──────── Provided information ────────
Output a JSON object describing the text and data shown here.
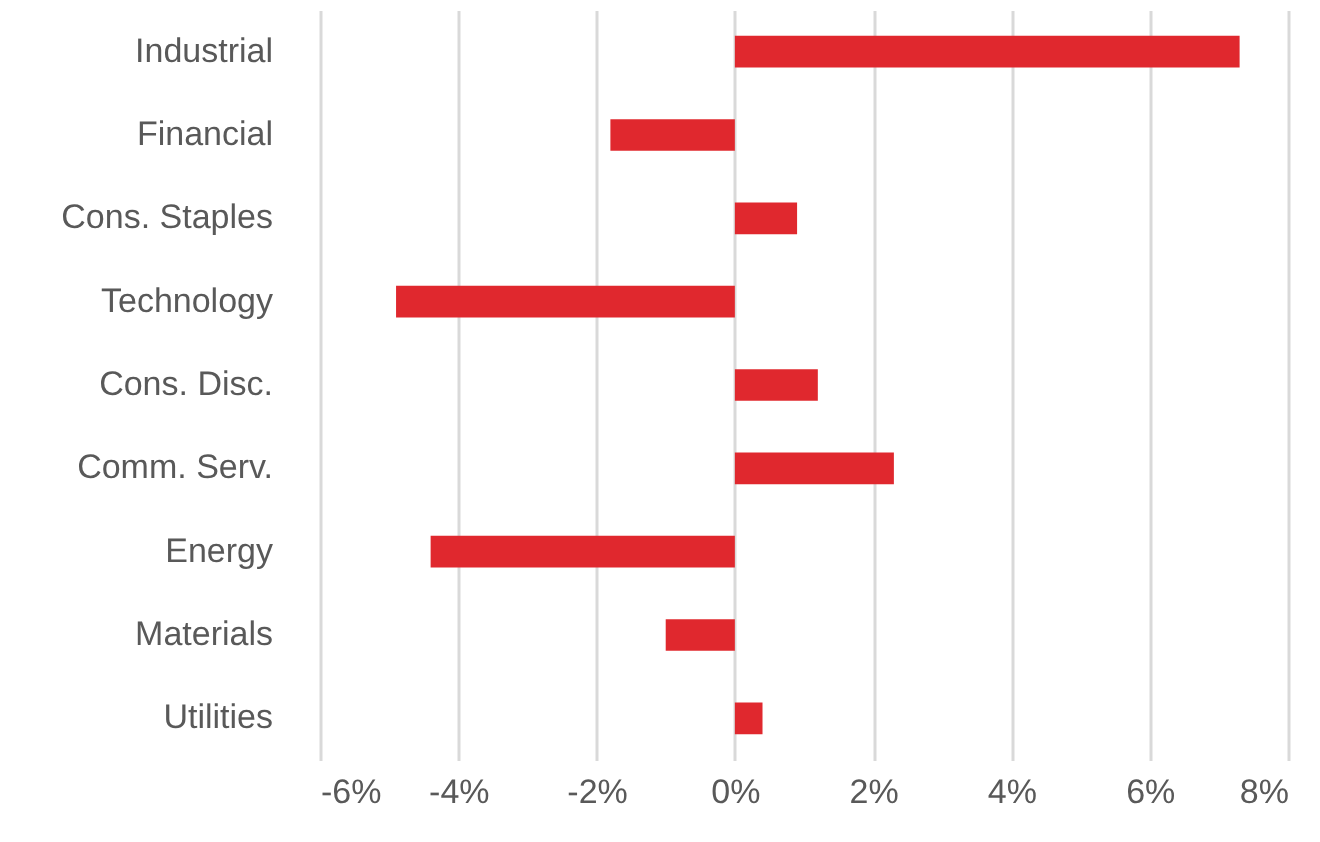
{
  "chart_data": {
    "type": "bar",
    "orientation": "horizontal",
    "categories": [
      "Industrial",
      "Financial",
      "Cons. Staples",
      "Technology",
      "Cons. Disc.",
      "Comm. Serv.",
      "Energy",
      "Materials",
      "Utilities"
    ],
    "values": [
      7.3,
      -1.8,
      0.9,
      -4.9,
      1.2,
      2.3,
      -4.4,
      -1.0,
      0.4
    ],
    "color": "#e0282e",
    "xlim": [
      -6,
      8
    ],
    "xticks": [
      {
        "value": -6,
        "label": "-6%"
      },
      {
        "value": -4,
        "label": "-4%"
      },
      {
        "value": -2,
        "label": "-2%"
      },
      {
        "value": 0,
        "label": "0%"
      },
      {
        "value": 2,
        "label": "2%"
      },
      {
        "value": 4,
        "label": "4%"
      },
      {
        "value": 6,
        "label": "6%"
      },
      {
        "value": 8,
        "label": "8%"
      }
    ],
    "grid": "x"
  }
}
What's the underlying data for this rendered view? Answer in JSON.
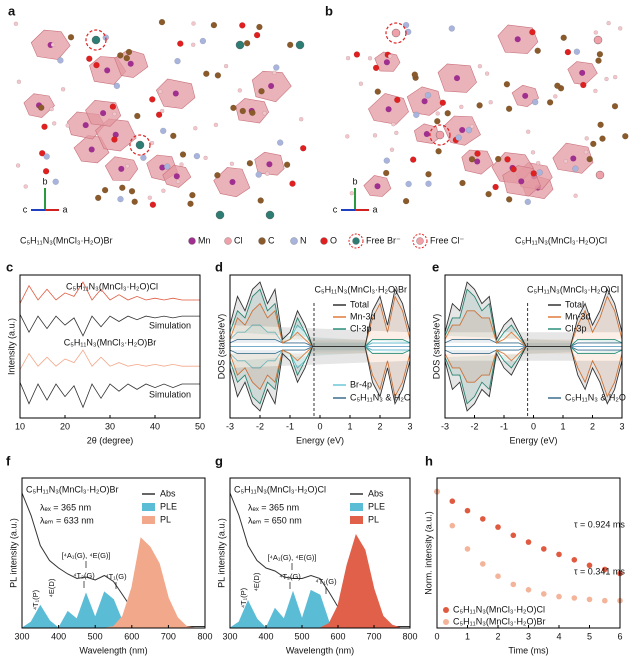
{
  "structures": {
    "panels": [
      {
        "letter": "a",
        "caption": "C₅H₁₁N₃(MnCl₃·H₂O)Br"
      },
      {
        "letter": "b",
        "caption": "C₅H₁₁N₃(MnCl₃·H₂O)Cl"
      }
    ],
    "axes": [
      "b",
      "c",
      "a"
    ],
    "legend": [
      {
        "label": "Mn",
        "color": "#a0308f"
      },
      {
        "label": "Cl",
        "color": "#f0a0a8"
      },
      {
        "label": "C",
        "color": "#8b5a2b"
      },
      {
        "label": "N",
        "color": "#a8b4dc"
      },
      {
        "label": "O",
        "color": "#e02020"
      },
      {
        "label": "Free Br⁻",
        "color": "#2e7d74"
      },
      {
        "label": "Free Cl⁻",
        "color": "#f0a0a8"
      }
    ]
  },
  "chart_data": [
    {
      "panel": "c",
      "type": "line",
      "x_label": "2θ (degree)",
      "y_label": "Intensity (a.u.)",
      "x": [
        10,
        12,
        14,
        16,
        18,
        20,
        22,
        24,
        26,
        28,
        30,
        32,
        34,
        36,
        38,
        40,
        42,
        44,
        46,
        48,
        50
      ],
      "xlim": [
        10,
        50
      ],
      "xticks": [
        10,
        20,
        30,
        40,
        50
      ],
      "ylim": [
        0,
        4
      ],
      "series": [
        {
          "name": "C₅H₁₁N₃(MnCl₃·H₂O)Cl",
          "color": "#e05a40",
          "values": [
            3.2,
            3.7,
            3.3,
            3.6,
            3.3,
            3.5,
            3.4,
            3.8,
            3.3,
            3.6,
            3.3,
            3.45,
            3.3,
            3.4,
            3.3,
            3.35,
            3.3,
            3.35,
            3.3,
            3.3,
            3.3
          ]
        },
        {
          "name": "Simulation",
          "color": "#333333",
          "values": [
            2.9,
            2.4,
            2.85,
            2.5,
            2.85,
            2.6,
            2.8,
            2.3,
            2.85,
            2.55,
            2.85,
            2.7,
            2.85,
            2.75,
            2.85,
            2.8,
            2.85,
            2.8,
            2.85,
            2.85,
            2.85
          ]
        },
        {
          "name": "C₅H₁₁N₃(MnCl₃·H₂O)Br",
          "color": "#f4a88a",
          "values": [
            1.35,
            1.8,
            1.45,
            1.7,
            1.45,
            1.65,
            1.55,
            1.9,
            1.45,
            1.7,
            1.45,
            1.55,
            1.45,
            1.5,
            1.45,
            1.5,
            1.45,
            1.5,
            1.45,
            1.45,
            1.45
          ]
        },
        {
          "name": "Simulation",
          "color": "#333333",
          "values": [
            1.0,
            0.4,
            0.95,
            0.5,
            0.95,
            0.6,
            0.9,
            0.3,
            0.95,
            0.55,
            0.95,
            0.75,
            0.95,
            0.8,
            0.95,
            0.85,
            0.95,
            0.85,
            0.95,
            0.95,
            0.95
          ]
        }
      ]
    },
    {
      "panel": "d",
      "type": "dos",
      "x_label": "Energy (eV)",
      "y_label": "DOS (states/eV)",
      "annotation": "C₅H₁₁N₃(MnCl₃·H₂O)Br",
      "x": [
        -3,
        -2.75,
        -2.5,
        -2.25,
        -2,
        -1.75,
        -1.5,
        -1.25,
        -1,
        -0.75,
        -0.5,
        -0.25,
        0,
        0.25,
        0.5,
        0.75,
        1,
        1.25,
        1.5,
        1.75,
        2,
        2.25,
        2.5,
        2.75,
        3
      ],
      "xlim": [
        -3,
        3
      ],
      "xticks": [
        -3,
        -2,
        -1,
        0,
        1,
        2,
        3
      ],
      "ylim": [
        -10,
        10
      ],
      "dashed_line_x": -0.2,
      "series": [
        {
          "name": "Total",
          "color": "#333333",
          "values": [
            3,
            7,
            5,
            8,
            9,
            6,
            8,
            1,
            2,
            5,
            3,
            0,
            0,
            0,
            0,
            0,
            0,
            0,
            0,
            5,
            7,
            3,
            8,
            6,
            2
          ]
        },
        {
          "name": "Mn-3d",
          "color": "#e07a3a",
          "values": [
            1,
            4,
            3,
            5,
            6,
            4,
            5,
            0.5,
            1,
            2,
            1,
            0,
            0,
            0,
            0,
            0,
            0,
            0,
            0,
            4,
            6,
            2,
            7,
            5,
            1
          ]
        },
        {
          "name": "Cl-3p",
          "color": "#2a8f7a",
          "values": [
            2,
            5,
            4,
            7,
            8,
            5,
            6,
            0.5,
            1,
            4,
            2,
            0,
            0,
            0,
            0,
            0,
            0,
            0,
            0,
            1,
            1,
            1,
            1,
            1,
            0.5
          ]
        },
        {
          "name": "Br-4p",
          "color": "#6cc6d8",
          "values": [
            1,
            2,
            2,
            3,
            3,
            2,
            2,
            0.5,
            1,
            3,
            2,
            0,
            0,
            0,
            0,
            0,
            0,
            0,
            0,
            0.5,
            0.5,
            0.5,
            0.5,
            0.5,
            0.5
          ]
        },
        {
          "name": "C₅H₁₁N₃ & H₂O",
          "color": "#3a6e8f",
          "values": [
            0.5,
            1,
            1,
            1,
            1,
            1,
            1,
            0.5,
            0.5,
            0.5,
            0.5,
            0,
            0,
            0,
            0,
            0,
            0,
            0,
            0,
            0.5,
            0.5,
            0.5,
            0.5,
            0.5,
            0.5
          ]
        }
      ]
    },
    {
      "panel": "e",
      "type": "dos",
      "x_label": "Energy (eV)",
      "y_label": "DOS (states/eV)",
      "annotation": "C₅H₁₁N₃(MnCl₃·H₂O)Cl",
      "x": [
        -3,
        -2.75,
        -2.5,
        -2.25,
        -2,
        -1.75,
        -1.5,
        -1.25,
        -1,
        -0.75,
        -0.5,
        -0.25,
        0,
        0.25,
        0.5,
        0.75,
        1,
        1.25,
        1.5,
        1.75,
        2,
        2.25,
        2.5,
        2.75,
        3
      ],
      "xlim": [
        -3,
        3
      ],
      "xticks": [
        -3,
        -2,
        -1,
        0,
        1,
        2,
        3
      ],
      "ylim": [
        -10,
        10
      ],
      "dashed_line_x": -0.2,
      "series": [
        {
          "name": "Total",
          "color": "#333333",
          "values": [
            2,
            6,
            5,
            9,
            8,
            6,
            7,
            1,
            3,
            4,
            2,
            0,
            0,
            0,
            0,
            0,
            0,
            0,
            4,
            6,
            3,
            5,
            8,
            6,
            2
          ]
        },
        {
          "name": "Mn-3d",
          "color": "#e07a3a",
          "values": [
            1,
            3,
            3,
            5,
            5,
            4,
            4,
            0.5,
            1,
            2,
            1,
            0,
            0,
            0,
            0,
            0,
            0,
            0,
            3,
            5,
            2,
            4,
            7,
            5,
            1
          ]
        },
        {
          "name": "Cl-3p",
          "color": "#2a8f7a",
          "values": [
            1.5,
            4,
            4,
            8,
            7,
            5,
            6,
            0.5,
            2,
            3,
            1.5,
            0,
            0,
            0,
            0,
            0,
            0,
            0,
            1,
            1,
            1,
            1,
            1,
            1,
            0.5
          ]
        },
        {
          "name": "C₅H₁₁N₃ & H₂O",
          "color": "#3a6e8f",
          "values": [
            0.5,
            1,
            1,
            1,
            1,
            1,
            1,
            0.5,
            0.5,
            0.5,
            0.5,
            0,
            0,
            0,
            0,
            0,
            0,
            0,
            0.5,
            0.5,
            0.5,
            0.5,
            0.5,
            0.5,
            0.5
          ]
        }
      ]
    },
    {
      "panel": "f",
      "type": "spectrum",
      "x_label": "Wavelength (nm)",
      "y_label": "PL intensity (a.u.)",
      "annotations": [
        "C₅H₁₁N₃(MnCl₃·H₂O)Br",
        "λₑₓ = 365 nm",
        "λₑₘ = 633 nm"
      ],
      "peak_labels": [
        "⁴T₁(P)",
        "⁴E(D)",
        "[⁴A₁(G), ⁴E(G)]",
        "⁴T₂(G)",
        "⁴T₁(G)"
      ],
      "x": [
        300,
        325,
        350,
        375,
        400,
        425,
        450,
        475,
        500,
        525,
        550,
        575,
        600,
        625,
        650,
        675,
        700,
        725,
        750,
        775,
        800
      ],
      "xlim": [
        300,
        800
      ],
      "xticks": [
        300,
        400,
        500,
        600,
        700,
        800
      ],
      "ylim": [
        0,
        10
      ],
      "series": [
        {
          "name": "Abs",
          "color": "#333333",
          "fill": false,
          "values": [
            9,
            7.5,
            5.5,
            4.5,
            4,
            3.6,
            3.3,
            3.4,
            3.2,
            3.5,
            3.1,
            2.2,
            1.3,
            0.6,
            0.3,
            0.2,
            0.1,
            0.1,
            0.1,
            0.1,
            0.1
          ]
        },
        {
          "name": "PLE",
          "color": "#5bbcd6",
          "fill": true,
          "values": [
            0,
            0.4,
            1.5,
            0.5,
            0,
            1.1,
            0.6,
            2.3,
            0.7,
            2.4,
            1.9,
            0.4,
            0,
            0,
            0,
            0,
            0,
            0,
            0,
            0,
            0
          ]
        },
        {
          "name": "PL",
          "color": "#f2a88a",
          "fill": true,
          "values": [
            0,
            0,
            0,
            0,
            0,
            0,
            0,
            0,
            0,
            0,
            0.1,
            0.8,
            2.7,
            6,
            5.4,
            4.3,
            2,
            0.7,
            0.1,
            0,
            0
          ]
        }
      ]
    },
    {
      "panel": "g",
      "type": "spectrum",
      "x_label": "Wavelength (nm)",
      "y_label": "PL intensity (a.u.)",
      "annotations": [
        "C₅H₁₁N₃(MnCl₃·H₂O)Cl",
        "λₑₓ = 365 nm",
        "λₑₘ = 650 nm"
      ],
      "peak_labels": [
        "⁴T₁(P)",
        "⁴E(D)",
        "[⁴A₁(G), ⁴E(G)]",
        "⁴T₂(G)",
        "⁴T₁(G)"
      ],
      "x": [
        300,
        325,
        350,
        375,
        400,
        425,
        450,
        475,
        500,
        525,
        550,
        575,
        600,
        625,
        650,
        675,
        700,
        725,
        750,
        775,
        800
      ],
      "xlim": [
        300,
        800
      ],
      "xticks": [
        300,
        400,
        500,
        600,
        700,
        800
      ],
      "ylim": [
        0,
        10
      ],
      "series": [
        {
          "name": "Abs",
          "color": "#333333",
          "fill": false,
          "values": [
            9,
            7.5,
            5.5,
            4.5,
            4,
            3.8,
            3.4,
            3.3,
            3.3,
            3.5,
            3.3,
            2.4,
            1.4,
            0.7,
            0.3,
            0.2,
            0.1,
            0.1,
            0.1,
            0.1,
            0.1
          ]
        },
        {
          "name": "PLE",
          "color": "#5bbcd6",
          "fill": true,
          "values": [
            0,
            0.4,
            1.8,
            0.6,
            0,
            1.3,
            0.6,
            2.4,
            0.6,
            2.5,
            2.2,
            0.4,
            0,
            0,
            0,
            0,
            0,
            0,
            0,
            0,
            0
          ]
        },
        {
          "name": "PL",
          "color": "#e0604a",
          "fill": true,
          "values": [
            0,
            0,
            0,
            0,
            0,
            0,
            0,
            0,
            0,
            0,
            0,
            0.3,
            1.5,
            4.2,
            6.2,
            5.2,
            2.6,
            0.8,
            0.2,
            0,
            0
          ]
        }
      ]
    },
    {
      "panel": "h",
      "type": "scatter",
      "x_label": "Time (ms)",
      "y_label": "Norm. intensity (a.u.)",
      "annotations": [
        "τ = 0.924 ms",
        "τ = 0.341 ms"
      ],
      "x": [
        0,
        0.5,
        1,
        1.5,
        2,
        2.5,
        3,
        3.5,
        4,
        4.5,
        5,
        5.5,
        6
      ],
      "xlim": [
        0,
        6
      ],
      "xticks": [
        0,
        1,
        2,
        3,
        4,
        5,
        6
      ],
      "ylim": [
        0,
        1.1
      ],
      "series": [
        {
          "name": "C₅H₁₁N₃(MnCl₃·H₂O)Cl",
          "color": "#e05a40",
          "values": [
            1.0,
            0.93,
            0.86,
            0.8,
            0.74,
            0.68,
            0.63,
            0.58,
            0.54,
            0.5,
            0.46,
            0.43,
            0.4
          ]
        },
        {
          "name": "C₅H₁₁N₃(MnCl₃·H₂O)Br",
          "color": "#f4b49a",
          "values": [
            1.0,
            0.75,
            0.58,
            0.47,
            0.38,
            0.32,
            0.28,
            0.25,
            0.23,
            0.22,
            0.21,
            0.2,
            0.2
          ]
        }
      ]
    }
  ]
}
────────
◆ Given instruction: Give only the number of lines in the material above that include the word "MnCl₃".

◆ Exercise solution: 10